↓
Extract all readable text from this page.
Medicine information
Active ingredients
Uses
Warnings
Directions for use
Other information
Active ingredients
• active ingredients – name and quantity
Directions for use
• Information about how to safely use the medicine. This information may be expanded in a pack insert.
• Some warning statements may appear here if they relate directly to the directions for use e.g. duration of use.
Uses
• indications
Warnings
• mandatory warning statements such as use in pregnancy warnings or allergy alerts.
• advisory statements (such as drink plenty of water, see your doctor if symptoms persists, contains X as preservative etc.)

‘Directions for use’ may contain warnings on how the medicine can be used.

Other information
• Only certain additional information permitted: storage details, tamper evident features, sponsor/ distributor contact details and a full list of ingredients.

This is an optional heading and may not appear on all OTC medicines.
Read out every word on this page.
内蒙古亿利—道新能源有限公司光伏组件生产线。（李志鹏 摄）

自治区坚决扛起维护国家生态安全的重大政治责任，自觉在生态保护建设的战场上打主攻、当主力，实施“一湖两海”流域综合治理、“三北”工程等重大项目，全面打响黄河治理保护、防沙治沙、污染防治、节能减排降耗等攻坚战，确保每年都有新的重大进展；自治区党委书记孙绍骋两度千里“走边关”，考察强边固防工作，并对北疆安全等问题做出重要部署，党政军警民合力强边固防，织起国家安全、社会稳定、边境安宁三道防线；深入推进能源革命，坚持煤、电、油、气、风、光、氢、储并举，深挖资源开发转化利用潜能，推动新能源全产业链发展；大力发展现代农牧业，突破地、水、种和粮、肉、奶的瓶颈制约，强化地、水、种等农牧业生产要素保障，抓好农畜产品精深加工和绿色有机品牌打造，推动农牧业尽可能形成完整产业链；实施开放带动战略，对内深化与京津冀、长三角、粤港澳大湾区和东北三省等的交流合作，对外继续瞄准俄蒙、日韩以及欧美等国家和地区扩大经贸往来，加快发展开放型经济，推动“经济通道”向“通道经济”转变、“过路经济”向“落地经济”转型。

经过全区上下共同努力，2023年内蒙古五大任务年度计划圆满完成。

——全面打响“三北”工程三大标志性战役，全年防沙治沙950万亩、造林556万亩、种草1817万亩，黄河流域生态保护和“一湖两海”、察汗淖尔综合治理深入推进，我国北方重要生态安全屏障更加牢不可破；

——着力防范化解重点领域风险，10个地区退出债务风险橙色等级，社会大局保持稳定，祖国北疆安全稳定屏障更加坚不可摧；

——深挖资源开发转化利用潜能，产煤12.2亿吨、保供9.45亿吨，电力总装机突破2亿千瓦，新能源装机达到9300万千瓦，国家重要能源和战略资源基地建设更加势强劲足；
↑
Among the lines of the data, identify those with the word "statements". Copy each of them.

• Some warning statements may appear here if they relate directly to the directions for use e.g. duration of use.
• mandatory warning statements such as use in pregnancy warnings or allergy alerts.
• advisory statements (such as drink plenty of water, see your doctor if symptoms persists, contains X as preservative etc.)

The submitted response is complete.